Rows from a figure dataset
....................

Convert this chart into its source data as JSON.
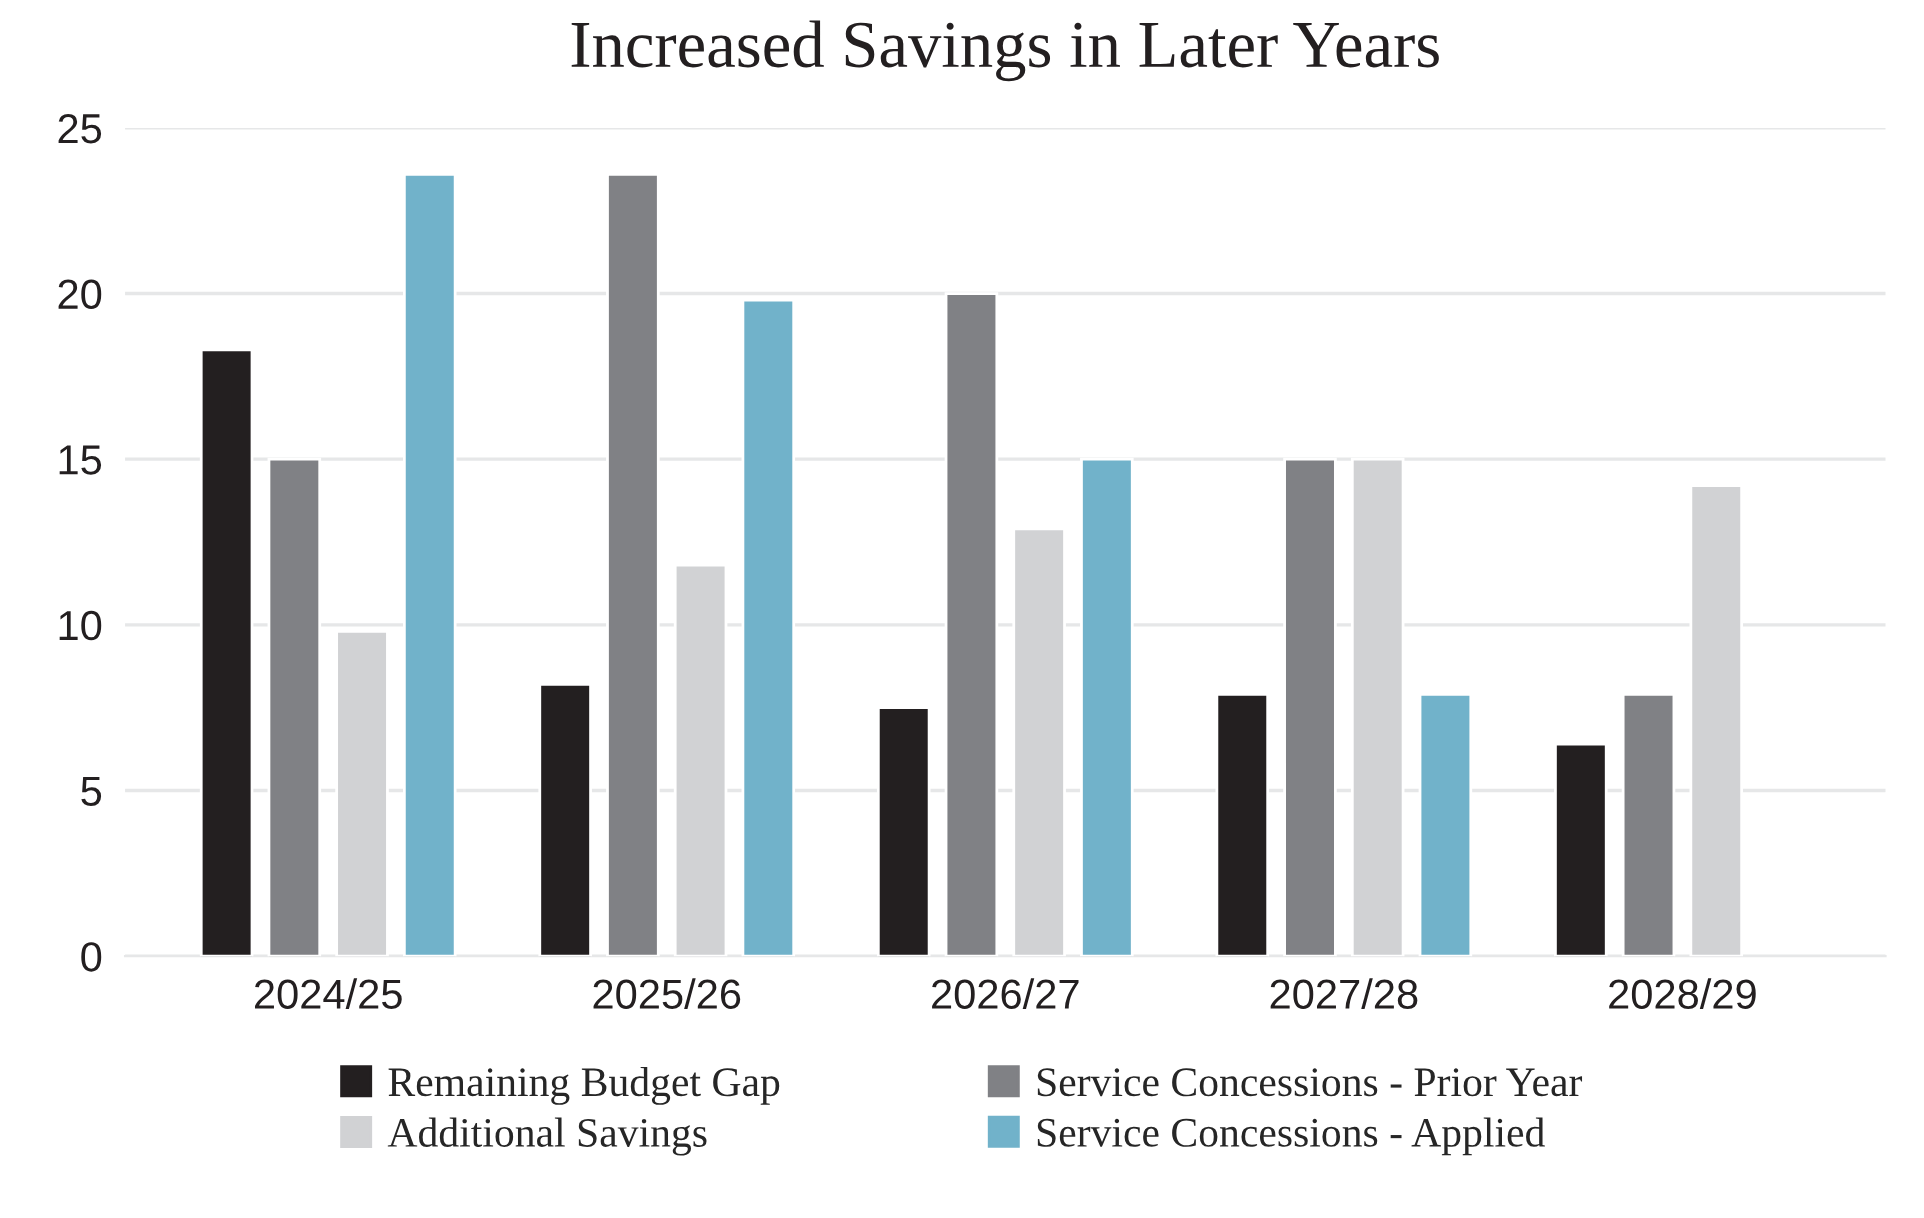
{
  "chart_data": {
    "type": "bar",
    "title": "Increased Savings in Later Years",
    "categories": [
      "2024/25",
      "2025/26",
      "2026/27",
      "2027/28",
      "2028/29"
    ],
    "series": [
      {
        "name": "Remaining Budget Gap",
        "color": "#231f20",
        "values": [
          18.3,
          8.2,
          7.5,
          7.9,
          6.4
        ]
      },
      {
        "name": "Service Concessions - Prior Year",
        "color": "#808185",
        "values": [
          15,
          23.6,
          20,
          15,
          7.9
        ]
      },
      {
        "name": "Additional Savings",
        "color": "#d1d2d4",
        "values": [
          9.8,
          11.8,
          12.9,
          15,
          14.2
        ]
      },
      {
        "name": "Service Concessions - Applied",
        "color": "#71b2ca",
        "values": [
          23.6,
          19.8,
          15,
          7.9,
          null
        ]
      }
    ],
    "ylim": [
      0,
      25
    ],
    "yticks": [
      0,
      5,
      10,
      15,
      20,
      25
    ],
    "grid": "y",
    "legend": "bottom"
  }
}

....................

WHAT IS NEEDED
Show every line from the entries above in which the word "Concessions" appears.

COMPLETED EXERCISE
        "name": "Service Concessions - Prior Year",
        "name": "Service Concessions - Applied",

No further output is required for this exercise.